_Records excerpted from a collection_

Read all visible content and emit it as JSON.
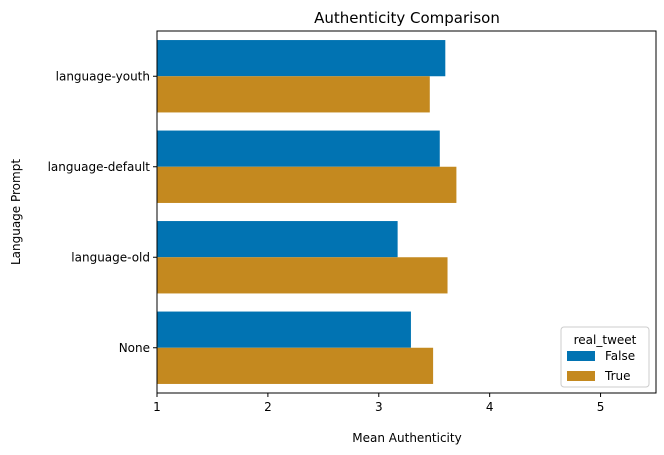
{
  "chart_data": {
    "type": "bar",
    "orientation": "horizontal",
    "title": "Authenticity Comparison",
    "xlabel": "Mean Authenticity",
    "ylabel": "Language Prompt",
    "categories": [
      "language-youth",
      "language-default",
      "language-old",
      "None"
    ],
    "xlim": [
      1,
      5.5
    ],
    "xticks": [
      1,
      2,
      3,
      4,
      5
    ],
    "grid": false,
    "legend": {
      "title": "real_tweet",
      "placement": "lower-right"
    },
    "series": [
      {
        "name": "False",
        "color": "#0173b2",
        "values": [
          3.6,
          3.55,
          3.17,
          3.29
        ]
      },
      {
        "name": "True",
        "color": "#c4891f",
        "values": [
          3.46,
          3.7,
          3.62,
          3.49
        ]
      }
    ]
  }
}
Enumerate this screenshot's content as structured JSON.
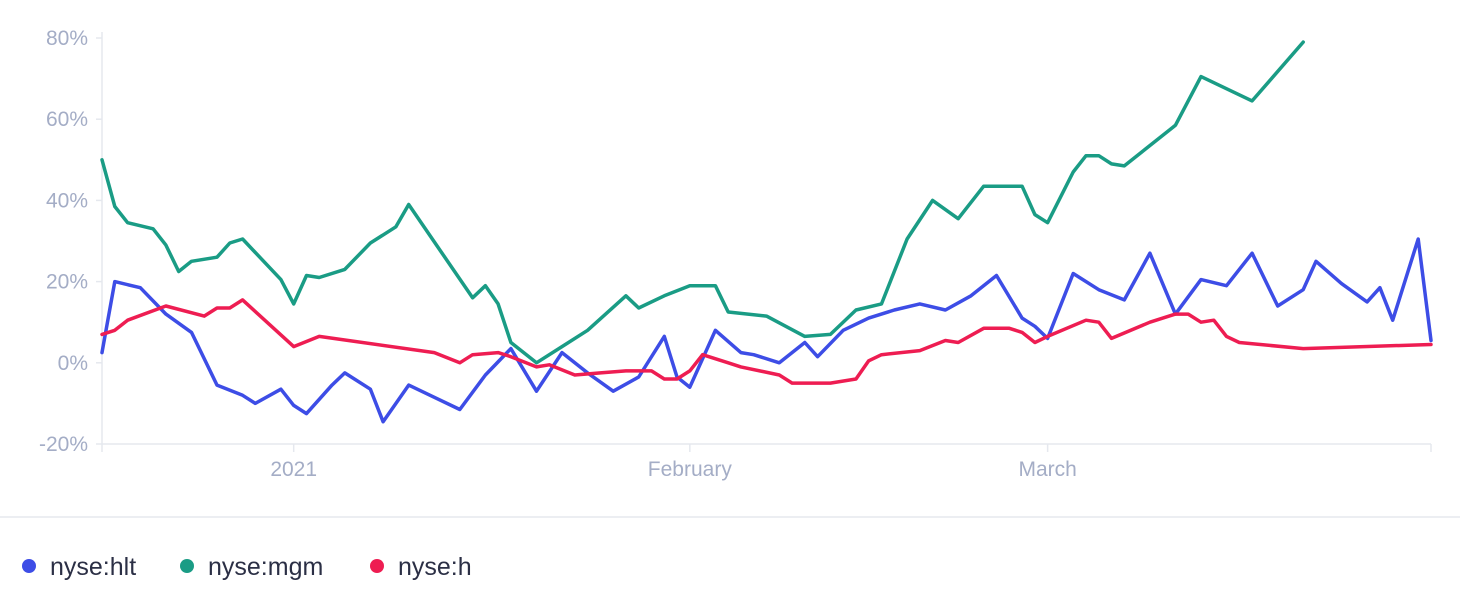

_SHORT TASK_
Repeat the material above verbatim, with no pictures in the output.

_OUTPUT OF THE TASK_
Read all visible content and emit it as JSON.
{
  "chart_data": {
    "type": "bar",
    "orientation": "horizontal",
    "title": "Authenticity Comparison",
    "xlabel": "Mean Authenticity",
    "ylabel": "Language Prompt",
    "categories": [
      "language-youth",
      "language-default",
      "language-old",
      "None"
    ],
    "xlim": [
      1,
      5.5
    ],
    "xticks": [
      1,
      2,
      3,
      4,
      5
    ],
    "grid": false,
    "legend": {
      "title": "real_tweet",
      "placement": "lower-right"
    },
    "series": [
      {
        "name": "False",
        "color": "#0173b2",
        "values": [
          3.6,
          3.55,
          3.17,
          3.29
        ]
      },
      {
        "name": "True",
        "color": "#c4891f",
        "values": [
          3.46,
          3.7,
          3.62,
          3.49
        ]
      }
    ]
  }
}
Enumerate this screenshot's content as structured JSON.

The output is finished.